[Extracted information start]
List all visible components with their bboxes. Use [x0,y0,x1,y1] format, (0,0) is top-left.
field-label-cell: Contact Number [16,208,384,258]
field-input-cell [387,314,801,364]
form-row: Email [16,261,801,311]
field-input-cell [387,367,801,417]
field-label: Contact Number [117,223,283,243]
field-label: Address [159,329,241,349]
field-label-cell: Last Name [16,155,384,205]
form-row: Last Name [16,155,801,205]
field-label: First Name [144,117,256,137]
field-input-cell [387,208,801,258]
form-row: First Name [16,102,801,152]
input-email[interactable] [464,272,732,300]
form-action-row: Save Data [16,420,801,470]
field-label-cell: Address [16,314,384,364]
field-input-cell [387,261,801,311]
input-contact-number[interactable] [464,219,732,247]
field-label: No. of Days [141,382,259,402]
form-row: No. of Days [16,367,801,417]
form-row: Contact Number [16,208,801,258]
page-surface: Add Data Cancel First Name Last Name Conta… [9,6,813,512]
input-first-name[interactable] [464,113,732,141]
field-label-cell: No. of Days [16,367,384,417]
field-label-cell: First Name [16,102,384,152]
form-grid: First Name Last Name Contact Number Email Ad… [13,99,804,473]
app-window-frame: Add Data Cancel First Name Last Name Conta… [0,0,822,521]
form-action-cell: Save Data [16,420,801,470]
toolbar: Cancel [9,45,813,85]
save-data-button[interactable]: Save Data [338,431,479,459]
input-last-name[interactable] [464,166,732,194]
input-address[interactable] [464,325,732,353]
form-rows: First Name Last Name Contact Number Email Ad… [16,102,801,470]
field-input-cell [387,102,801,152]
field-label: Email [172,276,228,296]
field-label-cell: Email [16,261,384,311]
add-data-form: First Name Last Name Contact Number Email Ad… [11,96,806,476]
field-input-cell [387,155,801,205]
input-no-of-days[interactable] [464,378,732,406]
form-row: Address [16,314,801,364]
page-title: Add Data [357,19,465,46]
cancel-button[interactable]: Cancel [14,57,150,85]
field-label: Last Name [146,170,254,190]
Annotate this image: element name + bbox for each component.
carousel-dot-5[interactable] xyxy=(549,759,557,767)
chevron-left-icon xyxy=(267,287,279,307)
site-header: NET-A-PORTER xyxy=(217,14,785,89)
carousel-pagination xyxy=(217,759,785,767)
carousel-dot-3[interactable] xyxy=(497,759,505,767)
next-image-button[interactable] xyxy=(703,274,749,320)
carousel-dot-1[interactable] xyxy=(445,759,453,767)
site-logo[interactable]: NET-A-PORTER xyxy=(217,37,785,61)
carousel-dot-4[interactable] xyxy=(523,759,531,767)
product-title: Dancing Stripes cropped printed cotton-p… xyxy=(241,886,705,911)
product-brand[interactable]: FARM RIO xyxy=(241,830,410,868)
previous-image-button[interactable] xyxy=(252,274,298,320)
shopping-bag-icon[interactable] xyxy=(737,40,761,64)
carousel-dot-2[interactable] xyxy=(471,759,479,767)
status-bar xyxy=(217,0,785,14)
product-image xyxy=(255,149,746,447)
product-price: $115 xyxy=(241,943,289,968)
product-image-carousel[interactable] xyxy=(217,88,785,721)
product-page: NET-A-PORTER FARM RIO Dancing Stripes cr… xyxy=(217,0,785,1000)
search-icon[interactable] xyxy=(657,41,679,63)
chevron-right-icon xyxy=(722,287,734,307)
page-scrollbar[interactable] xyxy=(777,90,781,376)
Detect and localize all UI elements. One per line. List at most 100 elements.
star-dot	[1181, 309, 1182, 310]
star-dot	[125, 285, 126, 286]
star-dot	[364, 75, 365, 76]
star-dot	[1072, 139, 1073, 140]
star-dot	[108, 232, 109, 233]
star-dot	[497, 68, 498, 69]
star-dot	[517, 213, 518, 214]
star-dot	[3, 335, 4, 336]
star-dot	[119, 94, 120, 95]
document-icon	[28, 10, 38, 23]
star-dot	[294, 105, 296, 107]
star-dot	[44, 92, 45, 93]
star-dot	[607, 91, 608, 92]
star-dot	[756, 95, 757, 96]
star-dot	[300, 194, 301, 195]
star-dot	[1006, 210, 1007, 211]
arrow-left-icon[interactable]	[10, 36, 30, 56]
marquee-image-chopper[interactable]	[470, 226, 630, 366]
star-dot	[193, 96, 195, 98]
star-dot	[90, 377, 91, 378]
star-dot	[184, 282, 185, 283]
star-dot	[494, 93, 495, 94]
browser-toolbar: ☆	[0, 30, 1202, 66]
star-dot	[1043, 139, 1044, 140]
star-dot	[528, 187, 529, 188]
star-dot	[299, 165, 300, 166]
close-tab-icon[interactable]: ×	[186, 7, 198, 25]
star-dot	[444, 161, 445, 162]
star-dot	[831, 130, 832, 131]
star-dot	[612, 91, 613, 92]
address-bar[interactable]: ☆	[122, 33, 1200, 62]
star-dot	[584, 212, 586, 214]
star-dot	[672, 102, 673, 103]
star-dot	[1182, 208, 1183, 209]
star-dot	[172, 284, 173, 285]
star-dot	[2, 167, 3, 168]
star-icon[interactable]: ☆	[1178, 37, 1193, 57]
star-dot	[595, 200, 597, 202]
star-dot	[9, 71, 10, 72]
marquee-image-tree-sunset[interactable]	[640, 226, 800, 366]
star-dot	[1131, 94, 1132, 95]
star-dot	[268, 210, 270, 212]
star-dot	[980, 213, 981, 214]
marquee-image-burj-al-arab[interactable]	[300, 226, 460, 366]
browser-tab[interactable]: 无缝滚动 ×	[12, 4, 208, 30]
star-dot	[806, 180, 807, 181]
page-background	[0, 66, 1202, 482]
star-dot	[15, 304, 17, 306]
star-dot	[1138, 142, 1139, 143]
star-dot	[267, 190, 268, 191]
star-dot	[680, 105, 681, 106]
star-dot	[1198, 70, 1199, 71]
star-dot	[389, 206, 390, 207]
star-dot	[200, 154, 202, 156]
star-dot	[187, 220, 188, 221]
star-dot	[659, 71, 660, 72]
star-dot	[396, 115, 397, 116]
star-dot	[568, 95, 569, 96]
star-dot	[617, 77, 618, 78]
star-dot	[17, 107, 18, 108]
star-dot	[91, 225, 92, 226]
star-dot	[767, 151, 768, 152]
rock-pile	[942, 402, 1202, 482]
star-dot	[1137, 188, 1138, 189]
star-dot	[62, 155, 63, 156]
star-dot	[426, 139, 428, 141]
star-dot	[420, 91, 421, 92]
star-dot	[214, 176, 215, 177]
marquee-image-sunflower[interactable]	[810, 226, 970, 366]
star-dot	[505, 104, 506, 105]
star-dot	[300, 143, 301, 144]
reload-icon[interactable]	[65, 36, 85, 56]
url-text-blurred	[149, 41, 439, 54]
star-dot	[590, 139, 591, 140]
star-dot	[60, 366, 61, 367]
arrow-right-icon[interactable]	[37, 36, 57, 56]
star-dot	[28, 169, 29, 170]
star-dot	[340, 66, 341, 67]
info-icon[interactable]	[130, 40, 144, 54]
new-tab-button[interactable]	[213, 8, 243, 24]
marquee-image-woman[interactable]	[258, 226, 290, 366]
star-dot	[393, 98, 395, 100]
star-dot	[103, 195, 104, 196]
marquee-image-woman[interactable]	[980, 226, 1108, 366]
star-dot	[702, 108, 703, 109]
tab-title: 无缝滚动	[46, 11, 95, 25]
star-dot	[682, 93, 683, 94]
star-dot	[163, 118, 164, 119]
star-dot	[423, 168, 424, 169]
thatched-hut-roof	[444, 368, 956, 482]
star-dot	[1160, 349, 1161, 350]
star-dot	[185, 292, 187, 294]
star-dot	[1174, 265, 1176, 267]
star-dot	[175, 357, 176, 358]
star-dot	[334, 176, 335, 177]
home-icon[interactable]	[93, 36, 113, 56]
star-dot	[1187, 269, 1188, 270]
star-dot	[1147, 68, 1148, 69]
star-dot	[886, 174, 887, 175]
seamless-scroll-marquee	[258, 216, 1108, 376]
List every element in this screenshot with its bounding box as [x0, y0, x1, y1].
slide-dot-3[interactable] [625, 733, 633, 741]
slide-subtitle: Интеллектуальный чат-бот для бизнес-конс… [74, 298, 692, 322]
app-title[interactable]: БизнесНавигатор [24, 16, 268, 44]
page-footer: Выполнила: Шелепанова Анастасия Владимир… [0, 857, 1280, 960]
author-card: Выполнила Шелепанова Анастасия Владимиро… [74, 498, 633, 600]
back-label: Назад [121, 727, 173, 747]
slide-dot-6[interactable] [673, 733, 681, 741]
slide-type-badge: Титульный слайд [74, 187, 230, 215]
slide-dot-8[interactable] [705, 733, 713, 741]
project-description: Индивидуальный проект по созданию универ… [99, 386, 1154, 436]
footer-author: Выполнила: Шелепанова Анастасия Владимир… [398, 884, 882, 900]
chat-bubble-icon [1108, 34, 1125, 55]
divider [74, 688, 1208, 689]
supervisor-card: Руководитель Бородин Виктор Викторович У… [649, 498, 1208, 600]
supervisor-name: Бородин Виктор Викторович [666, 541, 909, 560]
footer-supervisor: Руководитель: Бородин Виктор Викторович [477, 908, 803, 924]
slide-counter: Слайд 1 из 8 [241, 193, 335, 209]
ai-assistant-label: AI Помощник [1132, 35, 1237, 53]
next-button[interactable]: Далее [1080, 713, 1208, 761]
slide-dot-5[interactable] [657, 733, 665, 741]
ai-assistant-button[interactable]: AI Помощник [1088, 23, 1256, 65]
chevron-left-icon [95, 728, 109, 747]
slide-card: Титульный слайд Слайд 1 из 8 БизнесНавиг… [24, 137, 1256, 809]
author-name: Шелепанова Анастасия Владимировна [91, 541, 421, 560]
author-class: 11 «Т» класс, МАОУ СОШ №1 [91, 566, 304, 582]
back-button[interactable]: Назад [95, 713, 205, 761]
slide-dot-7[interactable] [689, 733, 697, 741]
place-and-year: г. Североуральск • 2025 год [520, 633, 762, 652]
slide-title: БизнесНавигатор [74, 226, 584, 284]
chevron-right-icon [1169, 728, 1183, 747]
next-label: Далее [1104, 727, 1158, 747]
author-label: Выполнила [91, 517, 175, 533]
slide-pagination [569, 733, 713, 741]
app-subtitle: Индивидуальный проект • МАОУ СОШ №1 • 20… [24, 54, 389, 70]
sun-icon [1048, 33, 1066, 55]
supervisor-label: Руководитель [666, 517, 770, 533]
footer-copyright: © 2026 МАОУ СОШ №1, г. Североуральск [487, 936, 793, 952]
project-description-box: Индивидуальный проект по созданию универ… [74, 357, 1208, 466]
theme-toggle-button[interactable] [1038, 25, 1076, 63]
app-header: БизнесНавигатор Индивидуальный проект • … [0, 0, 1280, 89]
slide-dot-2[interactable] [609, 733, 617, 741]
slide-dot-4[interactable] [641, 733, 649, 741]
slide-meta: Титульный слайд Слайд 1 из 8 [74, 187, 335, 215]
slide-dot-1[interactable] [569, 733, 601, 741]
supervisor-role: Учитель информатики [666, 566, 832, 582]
[Extracted information end]
§ Stated exercise
Reproduce the items verbatim, everything from the very first line down to the line containing "form-grid: First Name", with both ends included and nothing after that line.

§ Answer for the task
List all visible components with their bboxes. Use [x0,y0,x1,y1] format, (0,0) is top-left.
field-label-cell: Contact Number [16,208,384,258]
field-input-cell [387,314,801,364]
form-row: Email [16,261,801,311]
field-input-cell [387,367,801,417]
field-label: Contact Number [117,223,283,243]
field-label: Address [159,329,241,349]
field-label-cell: Last Name [16,155,384,205]
form-row: Last Name [16,155,801,205]
field-label: First Name [144,117,256,137]
field-input-cell [387,208,801,258]
form-row: First Name [16,102,801,152]
input-email[interactable] [464,272,732,300]
form-action-row: Save Data [16,420,801,470]
field-label-cell: Address [16,314,384,364]
field-input-cell [387,261,801,311]
input-contact-number[interactable] [464,219,732,247]
field-label: No. of Days [141,382,259,402]
form-row: No. of Days [16,367,801,417]
form-row: Contact Number [16,208,801,258]
page-surface: Add Data Cancel First Name Last Name Conta… [9,6,813,512]
input-first-name[interactable] [464,113,732,141]
field-label-cell: No. of Days [16,367,384,417]
field-label-cell: First Name [16,102,384,152]
form-grid: First Name Last Name Contact Number Email Ad… [13,99,804,473]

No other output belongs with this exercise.